■ **LISTED ENTRIES**:

□ □ □

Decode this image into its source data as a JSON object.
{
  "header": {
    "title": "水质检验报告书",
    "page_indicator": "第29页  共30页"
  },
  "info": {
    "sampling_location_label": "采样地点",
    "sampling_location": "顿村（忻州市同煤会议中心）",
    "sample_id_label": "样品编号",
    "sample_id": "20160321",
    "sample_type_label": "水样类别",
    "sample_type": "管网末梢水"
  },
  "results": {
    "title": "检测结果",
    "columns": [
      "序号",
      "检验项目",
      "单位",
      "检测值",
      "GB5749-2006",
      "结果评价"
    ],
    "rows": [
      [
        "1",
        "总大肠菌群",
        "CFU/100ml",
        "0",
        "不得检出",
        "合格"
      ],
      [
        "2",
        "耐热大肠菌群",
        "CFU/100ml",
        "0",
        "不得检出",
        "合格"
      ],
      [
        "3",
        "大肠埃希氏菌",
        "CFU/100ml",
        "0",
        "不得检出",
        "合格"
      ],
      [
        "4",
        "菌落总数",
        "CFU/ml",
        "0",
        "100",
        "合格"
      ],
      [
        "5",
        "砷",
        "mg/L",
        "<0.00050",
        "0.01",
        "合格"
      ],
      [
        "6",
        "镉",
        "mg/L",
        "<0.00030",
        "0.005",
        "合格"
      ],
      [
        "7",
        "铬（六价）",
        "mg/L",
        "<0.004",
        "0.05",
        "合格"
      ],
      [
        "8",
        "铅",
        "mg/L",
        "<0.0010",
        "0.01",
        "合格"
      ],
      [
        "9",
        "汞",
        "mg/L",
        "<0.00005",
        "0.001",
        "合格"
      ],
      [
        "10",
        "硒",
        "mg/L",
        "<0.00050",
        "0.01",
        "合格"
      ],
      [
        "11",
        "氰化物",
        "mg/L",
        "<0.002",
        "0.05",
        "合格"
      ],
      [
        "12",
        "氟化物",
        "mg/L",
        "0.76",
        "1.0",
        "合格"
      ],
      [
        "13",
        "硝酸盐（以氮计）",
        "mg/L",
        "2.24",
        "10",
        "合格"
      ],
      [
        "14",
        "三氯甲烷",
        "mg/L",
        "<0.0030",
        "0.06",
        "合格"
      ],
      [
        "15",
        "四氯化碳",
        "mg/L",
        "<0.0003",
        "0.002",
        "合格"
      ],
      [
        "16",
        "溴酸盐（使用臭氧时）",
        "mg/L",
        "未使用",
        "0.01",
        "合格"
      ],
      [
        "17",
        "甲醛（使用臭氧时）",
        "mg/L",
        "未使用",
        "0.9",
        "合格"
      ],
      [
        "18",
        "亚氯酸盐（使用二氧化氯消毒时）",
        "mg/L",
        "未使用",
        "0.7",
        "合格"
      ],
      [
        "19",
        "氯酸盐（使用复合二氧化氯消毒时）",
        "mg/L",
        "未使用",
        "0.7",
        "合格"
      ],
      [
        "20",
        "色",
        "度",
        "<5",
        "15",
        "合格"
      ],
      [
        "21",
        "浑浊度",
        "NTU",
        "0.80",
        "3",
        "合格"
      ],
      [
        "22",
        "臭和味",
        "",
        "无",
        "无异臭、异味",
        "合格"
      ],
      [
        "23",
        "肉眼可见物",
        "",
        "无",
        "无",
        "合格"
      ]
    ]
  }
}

□ □ □

■ **TASK INSTRUCTIONS**: Your task is to retype all the records above with nothing left out.

■ **SOLUTION FOR THIS PROBLEM**:
Decode this image into its source data as a JSON object.
{
  "header": {
    "title": "水质检验报告书",
    "page_indicator": "第29页  共30页"
  },
  "info": {
    "sampling_location_label": "采样地点",
    "sampling_location": "顿村（忻州市同煤会议中心）",
    "sample_id_label": "样品编号",
    "sample_id": "20160321",
    "sample_type_label": "水样类别",
    "sample_type": "管网末梢水"
  },
  "results": {
    "title": "检测结果",
    "columns": [
      "序号",
      "检验项目",
      "单位",
      "检测值",
      "GB5749-2006",
      "结果评价"
    ],
    "rows": [
      [
        "1",
        "总大肠菌群",
        "CFU/100ml",
        "0",
        "不得检出",
        "合格"
      ],
      [
        "2",
        "耐热大肠菌群",
        "CFU/100ml",
        "0",
        "不得检出",
        "合格"
      ],
      [
        "3",
        "大肠埃希氏菌",
        "CFU/100ml",
        "0",
        "不得检出",
        "合格"
      ],
      [
        "4",
        "菌落总数",
        "CFU/ml",
        "0",
        "100",
        "合格"
      ],
      [
        "5",
        "砷",
        "mg/L",
        "<0.00050",
        "0.01",
        "合格"
      ],
      [
        "6",
        "镉",
        "mg/L",
        "<0.00030",
        "0.005",
        "合格"
      ],
      [
        "7",
        "铬（六价）",
        "mg/L",
        "<0.004",
        "0.05",
        "合格"
      ],
      [
        "8",
        "铅",
        "mg/L",
        "<0.0010",
        "0.01",
        "合格"
      ],
      [
        "9",
        "汞",
        "mg/L",
        "<0.00005",
        "0.001",
        "合格"
      ],
      [
        "10",
        "硒",
        "mg/L",
        "<0.00050",
        "0.01",
        "合格"
      ],
      [
        "11",
        "氰化物",
        "mg/L",
        "<0.002",
        "0.05",
        "合格"
      ],
      [
        "12",
        "氟化物",
        "mg/L",
        "0.76",
        "1.0",
        "合格"
      ],
      [
        "13",
        "硝酸盐（以氮计）",
        "mg/L",
        "2.24",
        "10",
        "合格"
      ],
      [
        "14",
        "三氯甲烷",
        "mg/L",
        "<0.0030",
        "0.06",
        "合格"
      ],
      [
        "15",
        "四氯化碳",
        "mg/L",
        "<0.0003",
        "0.002",
        "合格"
      ],
      [
        "16",
        "溴酸盐（使用臭氧时）",
        "mg/L",
        "未使用",
        "0.01",
        "合格"
      ],
      [
        "17",
        "甲醛（使用臭氧时）",
        "mg/L",
        "未使用",
        "0.9",
        "合格"
      ],
      [
        "18",
        "亚氯酸盐（使用二氧化氯消毒时）",
        "mg/L",
        "未使用",
        "0.7",
        "合格"
      ],
      [
        "19",
        "氯酸盐（使用复合二氧化氯消毒时）",
        "mg/L",
        "未使用",
        "0.7",
        "合格"
      ],
      [
        "20",
        "色",
        "度",
        "<5",
        "15",
        "合格"
      ],
      [
        "21",
        "浑浊度",
        "NTU",
        "0.80",
        "3",
        "合格"
      ],
      [
        "22",
        "臭和味",
        "",
        "无",
        "无异臭、异味",
        "合格"
      ],
      [
        "23",
        "肉眼可见物",
        "",
        "无",
        "无",
        "合格"
      ]
    ]
  }
}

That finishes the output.